• [Problem requirements] All of the data needs to be repeated exactly.

• [Provided information]
■ ■ ■ ■ ■ ■ ■

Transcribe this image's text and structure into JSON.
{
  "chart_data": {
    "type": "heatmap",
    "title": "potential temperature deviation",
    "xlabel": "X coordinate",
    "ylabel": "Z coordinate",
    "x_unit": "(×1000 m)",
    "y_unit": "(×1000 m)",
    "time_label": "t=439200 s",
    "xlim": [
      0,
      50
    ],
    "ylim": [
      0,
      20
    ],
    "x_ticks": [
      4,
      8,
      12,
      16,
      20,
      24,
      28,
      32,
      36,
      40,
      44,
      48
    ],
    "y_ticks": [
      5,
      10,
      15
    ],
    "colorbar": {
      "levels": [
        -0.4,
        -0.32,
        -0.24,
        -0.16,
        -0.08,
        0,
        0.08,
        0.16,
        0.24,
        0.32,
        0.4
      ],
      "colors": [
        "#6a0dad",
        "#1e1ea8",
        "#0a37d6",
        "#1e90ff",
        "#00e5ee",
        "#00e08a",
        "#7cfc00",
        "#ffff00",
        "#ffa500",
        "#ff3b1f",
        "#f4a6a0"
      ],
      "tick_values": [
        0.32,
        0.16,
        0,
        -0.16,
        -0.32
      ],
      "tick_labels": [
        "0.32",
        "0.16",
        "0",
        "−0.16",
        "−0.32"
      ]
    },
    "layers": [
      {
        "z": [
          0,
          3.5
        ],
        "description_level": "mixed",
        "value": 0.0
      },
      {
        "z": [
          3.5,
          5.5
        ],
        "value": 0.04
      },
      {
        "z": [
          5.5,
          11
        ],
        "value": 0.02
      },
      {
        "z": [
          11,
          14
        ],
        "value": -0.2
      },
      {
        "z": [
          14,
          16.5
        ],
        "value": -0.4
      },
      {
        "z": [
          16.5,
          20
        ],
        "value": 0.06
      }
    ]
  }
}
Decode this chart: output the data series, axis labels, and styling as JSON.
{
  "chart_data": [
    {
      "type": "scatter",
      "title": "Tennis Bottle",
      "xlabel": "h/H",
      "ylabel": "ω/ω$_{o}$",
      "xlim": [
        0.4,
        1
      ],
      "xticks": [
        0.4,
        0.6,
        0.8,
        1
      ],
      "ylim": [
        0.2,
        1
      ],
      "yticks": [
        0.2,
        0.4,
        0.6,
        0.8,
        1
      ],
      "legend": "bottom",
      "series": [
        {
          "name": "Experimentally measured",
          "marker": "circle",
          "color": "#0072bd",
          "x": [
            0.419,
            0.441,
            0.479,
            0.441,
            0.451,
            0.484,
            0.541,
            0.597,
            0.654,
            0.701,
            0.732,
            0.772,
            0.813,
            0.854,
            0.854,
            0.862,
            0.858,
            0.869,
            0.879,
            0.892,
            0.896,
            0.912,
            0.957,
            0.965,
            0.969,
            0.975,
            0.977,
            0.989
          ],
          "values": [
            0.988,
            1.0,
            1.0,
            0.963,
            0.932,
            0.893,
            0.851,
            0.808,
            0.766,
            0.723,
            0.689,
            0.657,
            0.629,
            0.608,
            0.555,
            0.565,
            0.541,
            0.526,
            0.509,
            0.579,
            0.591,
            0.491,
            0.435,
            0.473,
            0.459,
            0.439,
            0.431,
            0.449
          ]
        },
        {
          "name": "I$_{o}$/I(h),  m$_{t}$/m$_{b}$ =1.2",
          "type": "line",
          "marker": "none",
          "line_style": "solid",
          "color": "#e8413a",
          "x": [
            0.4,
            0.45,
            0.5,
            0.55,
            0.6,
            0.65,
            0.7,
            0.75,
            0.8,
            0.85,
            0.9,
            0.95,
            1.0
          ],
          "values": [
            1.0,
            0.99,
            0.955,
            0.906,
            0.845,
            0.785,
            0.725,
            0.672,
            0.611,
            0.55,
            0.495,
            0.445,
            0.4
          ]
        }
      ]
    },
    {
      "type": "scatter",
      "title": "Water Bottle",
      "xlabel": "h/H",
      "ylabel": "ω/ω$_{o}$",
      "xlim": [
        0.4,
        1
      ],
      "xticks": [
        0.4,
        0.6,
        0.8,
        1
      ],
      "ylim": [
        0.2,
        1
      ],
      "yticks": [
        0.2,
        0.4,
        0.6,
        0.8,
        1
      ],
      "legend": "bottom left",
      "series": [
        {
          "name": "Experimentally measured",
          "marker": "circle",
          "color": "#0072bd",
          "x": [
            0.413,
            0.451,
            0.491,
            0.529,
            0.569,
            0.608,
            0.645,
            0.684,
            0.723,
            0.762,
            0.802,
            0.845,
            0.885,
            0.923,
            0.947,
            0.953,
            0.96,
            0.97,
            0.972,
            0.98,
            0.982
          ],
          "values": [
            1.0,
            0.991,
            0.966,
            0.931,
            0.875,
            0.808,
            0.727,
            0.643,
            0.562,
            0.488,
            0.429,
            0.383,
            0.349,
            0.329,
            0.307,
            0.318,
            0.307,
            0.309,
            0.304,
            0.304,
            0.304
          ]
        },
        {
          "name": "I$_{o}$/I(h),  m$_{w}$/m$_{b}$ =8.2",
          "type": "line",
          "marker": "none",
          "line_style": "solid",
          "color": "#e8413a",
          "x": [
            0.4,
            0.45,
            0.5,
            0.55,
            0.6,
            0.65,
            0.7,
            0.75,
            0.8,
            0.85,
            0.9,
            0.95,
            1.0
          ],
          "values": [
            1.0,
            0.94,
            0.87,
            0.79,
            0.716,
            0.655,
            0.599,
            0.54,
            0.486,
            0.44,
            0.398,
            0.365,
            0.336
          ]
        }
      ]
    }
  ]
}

■ ■ ■ ■ ■ ■ ■

• [Output of the task]
Transcribe this image's text and structure into JSON.
{
  "chart_data": {
    "type": "heatmap",
    "title": "potential temperature deviation",
    "xlabel": "X coordinate",
    "ylabel": "Z coordinate",
    "x_unit": "(×1000 m)",
    "y_unit": "(×1000 m)",
    "time_label": "t=439200 s",
    "xlim": [
      0,
      50
    ],
    "ylim": [
      0,
      20
    ],
    "x_ticks": [
      4,
      8,
      12,
      16,
      20,
      24,
      28,
      32,
      36,
      40,
      44,
      48
    ],
    "y_ticks": [
      5,
      10,
      15
    ],
    "colorbar": {
      "levels": [
        -0.4,
        -0.32,
        -0.24,
        -0.16,
        -0.08,
        0,
        0.08,
        0.16,
        0.24,
        0.32,
        0.4
      ],
      "colors": [
        "#6a0dad",
        "#1e1ea8",
        "#0a37d6",
        "#1e90ff",
        "#00e5ee",
        "#00e08a",
        "#7cfc00",
        "#ffff00",
        "#ffa500",
        "#ff3b1f",
        "#f4a6a0"
      ],
      "tick_values": [
        0.32,
        0.16,
        0,
        -0.16,
        -0.32
      ],
      "tick_labels": [
        "0.32",
        "0.16",
        "0",
        "−0.16",
        "−0.32"
      ]
    },
    "layers": [
      {
        "z": [
          0,
          3.5
        ],
        "description_level": "mixed",
        "value": 0.0
      },
      {
        "z": [
          3.5,
          5.5
        ],
        "value": 0.04
      },
      {
        "z": [
          5.5,
          11
        ],
        "value": 0.02
      },
      {
        "z": [
          11,
          14
        ],
        "value": -0.2
      },
      {
        "z": [
          14,
          16.5
        ],
        "value": -0.4
      },
      {
        "z": [
          16.5,
          20
        ],
        "value": 0.06
      }
    ]
  }
}
Decode this chart: output the data series, axis labels, and styling as JSON.
{
  "chart_data": [
    {
      "type": "scatter",
      "title": "Tennis Bottle",
      "xlabel": "h/H",
      "ylabel": "ω/ω$_{o}$",
      "xlim": [
        0.4,
        1
      ],
      "xticks": [
        0.4,
        0.6,
        0.8,
        1
      ],
      "ylim": [
        0.2,
        1
      ],
      "yticks": [
        0.2,
        0.4,
        0.6,
        0.8,
        1
      ],
      "legend": "bottom",
      "series": [
        {
          "name": "Experimentally measured",
          "marker": "circle",
          "color": "#0072bd",
          "x": [
            0.419,
            0.441,
            0.479,
            0.441,
            0.451,
            0.484,
            0.541,
            0.597,
            0.654,
            0.701,
            0.732,
            0.772,
            0.813,
            0.854,
            0.854,
            0.862,
            0.858,
            0.869,
            0.879,
            0.892,
            0.896,
            0.912,
            0.957,
            0.965,
            0.969,
            0.975,
            0.977,
            0.989
          ],
          "values": [
            0.988,
            1.0,
            1.0,
            0.963,
            0.932,
            0.893,
            0.851,
            0.808,
            0.766,
            0.723,
            0.689,
            0.657,
            0.629,
            0.608,
            0.555,
            0.565,
            0.541,
            0.526,
            0.509,
            0.579,
            0.591,
            0.491,
            0.435,
            0.473,
            0.459,
            0.439,
            0.431,
            0.449
          ]
        },
        {
          "name": "I$_{o}$/I(h),  m$_{t}$/m$_{b}$ =1.2",
          "type": "line",
          "marker": "none",
          "line_style": "solid",
          "color": "#e8413a",
          "x": [
            0.4,
            0.45,
            0.5,
            0.55,
            0.6,
            0.65,
            0.7,
            0.75,
            0.8,
            0.85,
            0.9,
            0.95,
            1.0
          ],
          "values": [
            1.0,
            0.99,
            0.955,
            0.906,
            0.845,
            0.785,
            0.725,
            0.672,
            0.611,
            0.55,
            0.495,
            0.445,
            0.4
          ]
        }
      ]
    },
    {
      "type": "scatter",
      "title": "Water Bottle",
      "xlabel": "h/H",
      "ylabel": "ω/ω$_{o}$",
      "xlim": [
        0.4,
        1
      ],
      "xticks": [
        0.4,
        0.6,
        0.8,
        1
      ],
      "ylim": [
        0.2,
        1
      ],
      "yticks": [
        0.2,
        0.4,
        0.6,
        0.8,
        1
      ],
      "legend": "bottom left",
      "series": [
        {
          "name": "Experimentally measured",
          "marker": "circle",
          "color": "#0072bd",
          "x": [
            0.413,
            0.451,
            0.491,
            0.529,
            0.569,
            0.608,
            0.645,
            0.684,
            0.723,
            0.762,
            0.802,
            0.845,
            0.885,
            0.923,
            0.947,
            0.953,
            0.96,
            0.97,
            0.972,
            0.98,
            0.982
          ],
          "values": [
            1.0,
            0.991,
            0.966,
            0.931,
            0.875,
            0.808,
            0.727,
            0.643,
            0.562,
            0.488,
            0.429,
            0.383,
            0.349,
            0.329,
            0.307,
            0.318,
            0.307,
            0.309,
            0.304,
            0.304,
            0.304
          ]
        },
        {
          "name": "I$_{o}$/I(h),  m$_{w}$/m$_{b}$ =8.2",
          "type": "line",
          "marker": "none",
          "line_style": "solid",
          "color": "#e8413a",
          "x": [
            0.4,
            0.45,
            0.5,
            0.55,
            0.6,
            0.65,
            0.7,
            0.75,
            0.8,
            0.85,
            0.9,
            0.95,
            1.0
          ],
          "values": [
            1.0,
            0.94,
            0.87,
            0.79,
            0.716,
            0.655,
            0.599,
            0.54,
            0.486,
            0.44,
            0.398,
            0.365,
            0.336
          ]
        }
      ]
    }
  ]
}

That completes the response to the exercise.